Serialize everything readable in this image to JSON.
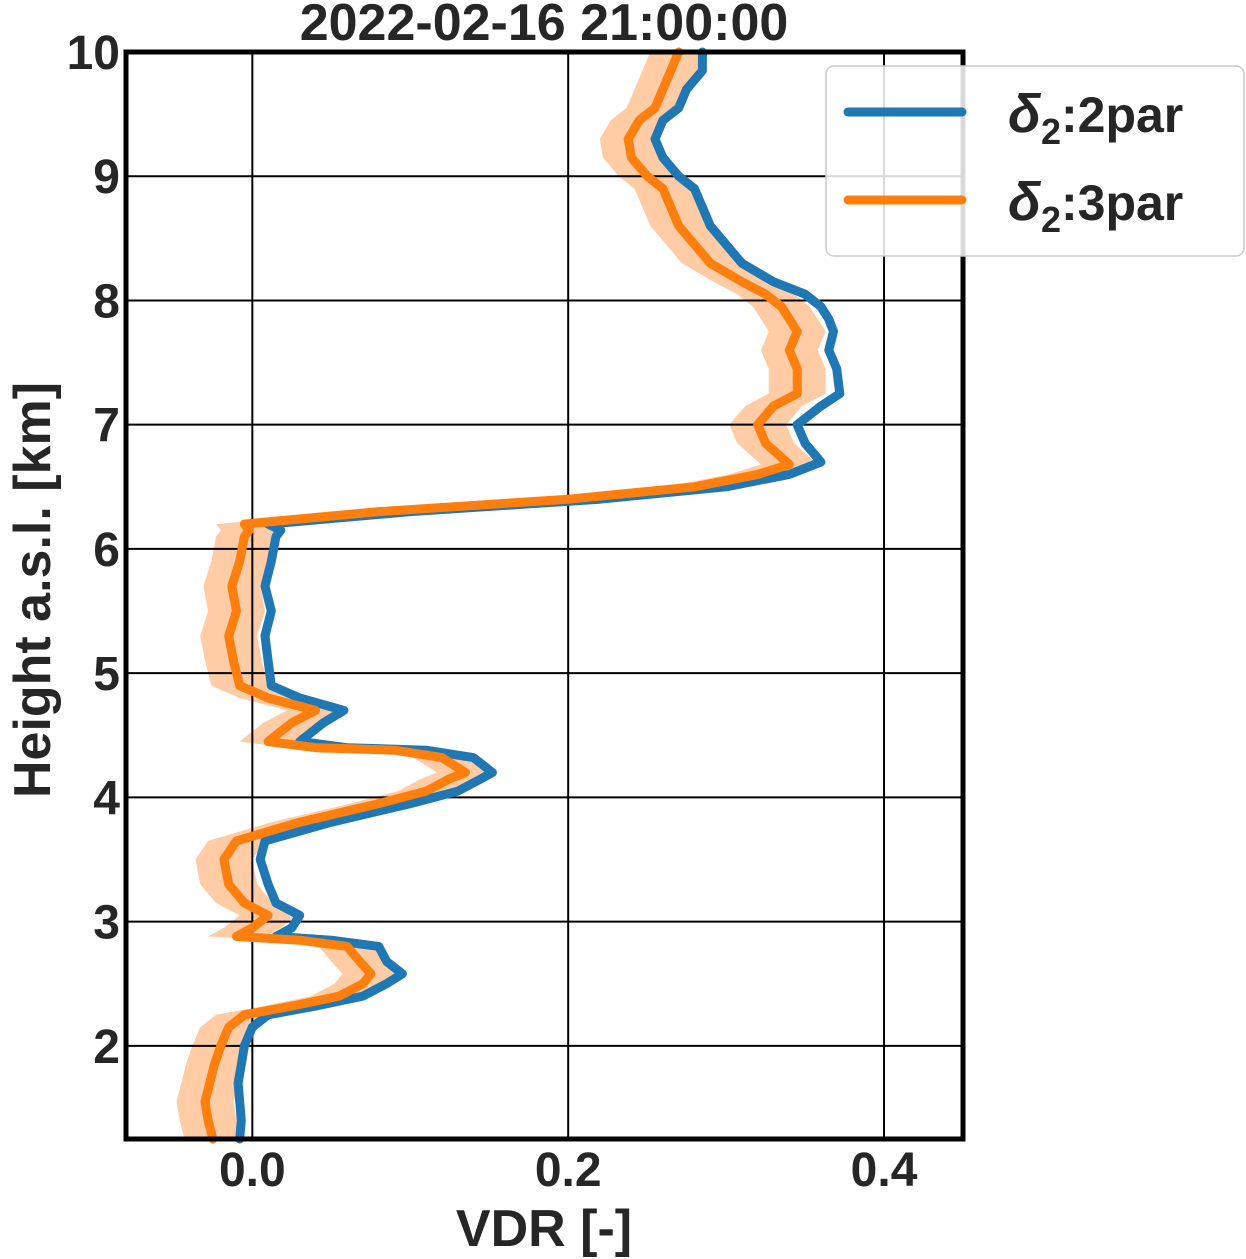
{
  "chart_data": {
    "type": "line",
    "title": "2022-02-16 21:00:00",
    "xlabel": "VDR [-]",
    "ylabel": "Height a.s.l. [km]",
    "xlim": [
      -0.08,
      0.45
    ],
    "ylim": [
      1.25,
      10.0
    ],
    "xticks": [
      0.0,
      0.2,
      0.4
    ],
    "xtick_labels": [
      "0.0",
      "0.2",
      "0.4"
    ],
    "yticks": [
      2,
      3,
      4,
      5,
      6,
      7,
      8,
      9,
      10
    ],
    "ytick_labels": [
      "2",
      "3",
      "4",
      "5",
      "6",
      "7",
      "8",
      "9",
      "10"
    ],
    "grid": true,
    "legend_position": "top-right",
    "series": [
      {
        "name_symbol": "δ",
        "name_sub": "2",
        "name_suffix": ":2par",
        "color": "#1f77b4",
        "points": [
          [
            -0.008,
            1.25
          ],
          [
            -0.007,
            1.4
          ],
          [
            -0.008,
            1.55
          ],
          [
            -0.009,
            1.7
          ],
          [
            -0.007,
            1.85
          ],
          [
            -0.005,
            2.0
          ],
          [
            0.0,
            2.15
          ],
          [
            0.01,
            2.25
          ],
          [
            0.04,
            2.32
          ],
          [
            0.07,
            2.4
          ],
          [
            0.085,
            2.5
          ],
          [
            0.095,
            2.58
          ],
          [
            0.085,
            2.68
          ],
          [
            0.08,
            2.8
          ],
          [
            0.05,
            2.85
          ],
          [
            0.015,
            2.88
          ],
          [
            0.025,
            2.95
          ],
          [
            0.03,
            3.05
          ],
          [
            0.015,
            3.15
          ],
          [
            0.01,
            3.3
          ],
          [
            0.005,
            3.5
          ],
          [
            0.008,
            3.65
          ],
          [
            0.05,
            3.8
          ],
          [
            0.1,
            3.95
          ],
          [
            0.13,
            4.05
          ],
          [
            0.145,
            4.15
          ],
          [
            0.152,
            4.2
          ],
          [
            0.14,
            4.32
          ],
          [
            0.11,
            4.38
          ],
          [
            0.06,
            4.4
          ],
          [
            0.03,
            4.45
          ],
          [
            0.045,
            4.6
          ],
          [
            0.058,
            4.7
          ],
          [
            0.03,
            4.8
          ],
          [
            0.012,
            4.9
          ],
          [
            0.01,
            5.1
          ],
          [
            0.008,
            5.3
          ],
          [
            0.012,
            5.5
          ],
          [
            0.008,
            5.7
          ],
          [
            0.012,
            5.9
          ],
          [
            0.015,
            6.1
          ],
          [
            0.018,
            6.15
          ],
          [
            0.01,
            6.2
          ],
          [
            0.1,
            6.3
          ],
          [
            0.22,
            6.4
          ],
          [
            0.3,
            6.5
          ],
          [
            0.34,
            6.6
          ],
          [
            0.36,
            6.7
          ],
          [
            0.35,
            6.85
          ],
          [
            0.345,
            7.0
          ],
          [
            0.36,
            7.15
          ],
          [
            0.372,
            7.25
          ],
          [
            0.37,
            7.45
          ],
          [
            0.365,
            7.6
          ],
          [
            0.368,
            7.75
          ],
          [
            0.365,
            7.85
          ],
          [
            0.36,
            7.95
          ],
          [
            0.35,
            8.05
          ],
          [
            0.33,
            8.15
          ],
          [
            0.31,
            8.3
          ],
          [
            0.3,
            8.45
          ],
          [
            0.29,
            8.6
          ],
          [
            0.285,
            8.75
          ],
          [
            0.28,
            8.9
          ],
          [
            0.27,
            9.0
          ],
          [
            0.26,
            9.15
          ],
          [
            0.255,
            9.3
          ],
          [
            0.26,
            9.45
          ],
          [
            0.27,
            9.55
          ],
          [
            0.275,
            9.7
          ],
          [
            0.285,
            9.85
          ],
          [
            0.285,
            10.0
          ]
        ]
      },
      {
        "name_symbol": "δ",
        "name_sub": "2",
        "name_suffix": ":3par",
        "color": "#ff7f0e",
        "points": [
          [
            -0.025,
            1.25
          ],
          [
            -0.028,
            1.4
          ],
          [
            -0.03,
            1.55
          ],
          [
            -0.027,
            1.7
          ],
          [
            -0.024,
            1.85
          ],
          [
            -0.02,
            2.0
          ],
          [
            -0.015,
            2.15
          ],
          [
            -0.005,
            2.25
          ],
          [
            0.025,
            2.32
          ],
          [
            0.055,
            2.4
          ],
          [
            0.07,
            2.5
          ],
          [
            0.075,
            2.58
          ],
          [
            0.068,
            2.68
          ],
          [
            0.06,
            2.8
          ],
          [
            0.03,
            2.85
          ],
          [
            -0.01,
            2.88
          ],
          [
            0.0,
            2.95
          ],
          [
            0.01,
            3.05
          ],
          [
            -0.005,
            3.15
          ],
          [
            -0.015,
            3.3
          ],
          [
            -0.018,
            3.5
          ],
          [
            -0.01,
            3.65
          ],
          [
            0.03,
            3.8
          ],
          [
            0.08,
            3.95
          ],
          [
            0.11,
            4.05
          ],
          [
            0.125,
            4.15
          ],
          [
            0.135,
            4.2
          ],
          [
            0.12,
            4.32
          ],
          [
            0.09,
            4.38
          ],
          [
            0.04,
            4.4
          ],
          [
            0.01,
            4.45
          ],
          [
            0.025,
            4.6
          ],
          [
            0.04,
            4.7
          ],
          [
            0.01,
            4.8
          ],
          [
            -0.008,
            4.9
          ],
          [
            -0.012,
            5.1
          ],
          [
            -0.015,
            5.3
          ],
          [
            -0.01,
            5.5
          ],
          [
            -0.013,
            5.7
          ],
          [
            -0.008,
            5.9
          ],
          [
            -0.005,
            6.1
          ],
          [
            -0.002,
            6.15
          ],
          [
            -0.005,
            6.2
          ],
          [
            0.08,
            6.3
          ],
          [
            0.2,
            6.4
          ],
          [
            0.28,
            6.5
          ],
          [
            0.32,
            6.6
          ],
          [
            0.34,
            6.68
          ],
          [
            0.325,
            6.85
          ],
          [
            0.32,
            7.0
          ],
          [
            0.33,
            7.15
          ],
          [
            0.345,
            7.25
          ],
          [
            0.345,
            7.45
          ],
          [
            0.34,
            7.6
          ],
          [
            0.345,
            7.75
          ],
          [
            0.34,
            7.85
          ],
          [
            0.335,
            7.95
          ],
          [
            0.325,
            8.05
          ],
          [
            0.31,
            8.15
          ],
          [
            0.29,
            8.3
          ],
          [
            0.28,
            8.45
          ],
          [
            0.27,
            8.6
          ],
          [
            0.265,
            8.75
          ],
          [
            0.26,
            8.9
          ],
          [
            0.25,
            9.0
          ],
          [
            0.24,
            9.15
          ],
          [
            0.238,
            9.3
          ],
          [
            0.245,
            9.45
          ],
          [
            0.255,
            9.55
          ],
          [
            0.26,
            9.7
          ],
          [
            0.265,
            9.85
          ],
          [
            0.27,
            10.0
          ]
        ]
      }
    ],
    "uncertainty_band": {
      "series_index": 1,
      "color": "#ffbb88",
      "halfwidth": 0.018
    }
  }
}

****************

*Requirements*.
Pick out each line containing "color" and report it.

*Answer in full*.
        "color": "#1f77b4",
        "color": "#ff7f0e",
      "color": "#ffbb88",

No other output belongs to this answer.